Do this:
Output exactly, please, the lines of the records below from the one containing "Read this page and output its text content." through the final line.
▬▬▬▬▬▬
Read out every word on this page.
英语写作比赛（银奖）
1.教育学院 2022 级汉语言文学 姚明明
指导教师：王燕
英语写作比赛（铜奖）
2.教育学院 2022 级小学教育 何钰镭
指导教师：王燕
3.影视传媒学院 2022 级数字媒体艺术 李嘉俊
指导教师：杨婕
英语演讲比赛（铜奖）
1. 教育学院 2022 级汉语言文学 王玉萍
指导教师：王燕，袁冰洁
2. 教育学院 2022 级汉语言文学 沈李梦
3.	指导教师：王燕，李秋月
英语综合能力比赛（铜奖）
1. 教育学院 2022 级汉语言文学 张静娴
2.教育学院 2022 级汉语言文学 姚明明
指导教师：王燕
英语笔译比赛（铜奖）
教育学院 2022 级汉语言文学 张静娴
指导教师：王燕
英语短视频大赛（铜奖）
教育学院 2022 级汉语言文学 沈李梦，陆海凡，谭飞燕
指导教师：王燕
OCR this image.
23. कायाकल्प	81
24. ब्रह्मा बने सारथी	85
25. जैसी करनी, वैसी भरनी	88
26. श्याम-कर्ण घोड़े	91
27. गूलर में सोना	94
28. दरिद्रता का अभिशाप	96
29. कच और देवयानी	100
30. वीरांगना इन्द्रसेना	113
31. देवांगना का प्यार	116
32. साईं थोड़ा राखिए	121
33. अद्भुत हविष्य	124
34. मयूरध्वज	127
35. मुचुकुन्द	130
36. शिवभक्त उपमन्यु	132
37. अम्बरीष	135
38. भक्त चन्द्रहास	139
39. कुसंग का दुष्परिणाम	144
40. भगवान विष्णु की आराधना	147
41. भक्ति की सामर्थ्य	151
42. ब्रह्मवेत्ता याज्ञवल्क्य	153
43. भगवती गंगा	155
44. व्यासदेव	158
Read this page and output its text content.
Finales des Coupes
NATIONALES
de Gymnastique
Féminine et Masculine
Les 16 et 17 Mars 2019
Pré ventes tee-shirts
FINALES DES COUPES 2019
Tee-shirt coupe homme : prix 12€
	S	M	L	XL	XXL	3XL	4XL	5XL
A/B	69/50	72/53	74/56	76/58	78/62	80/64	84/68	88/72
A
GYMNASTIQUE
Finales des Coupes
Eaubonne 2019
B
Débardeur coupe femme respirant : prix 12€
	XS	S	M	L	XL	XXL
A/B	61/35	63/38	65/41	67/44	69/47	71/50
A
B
▬▬▬▬▬▬
Completed task:
Read this page and output its text content.
Finales des Coupes
NATIONALES
de Gymnastique
Féminine et Masculine
Les 16 et 17 Mars 2019
Pré ventes tee-shirts
FINALES DES COUPES 2019
Tee-shirt coupe homme : prix 12€
	S	M	L	XL	XXL	3XL	4XL	5XL
A/B	69/50	72/53	74/56	76/58	78/62	80/64	84/68	88/72
A
GYMNASTIQUE
Finales des Coupes
Eaubonne 2019
B
Débardeur coupe femme respirant : prix 12€
	XS	S	M	L	XL	XXL
A/B	61/35	63/38	65/41	67/44	69/47	71/50
A
B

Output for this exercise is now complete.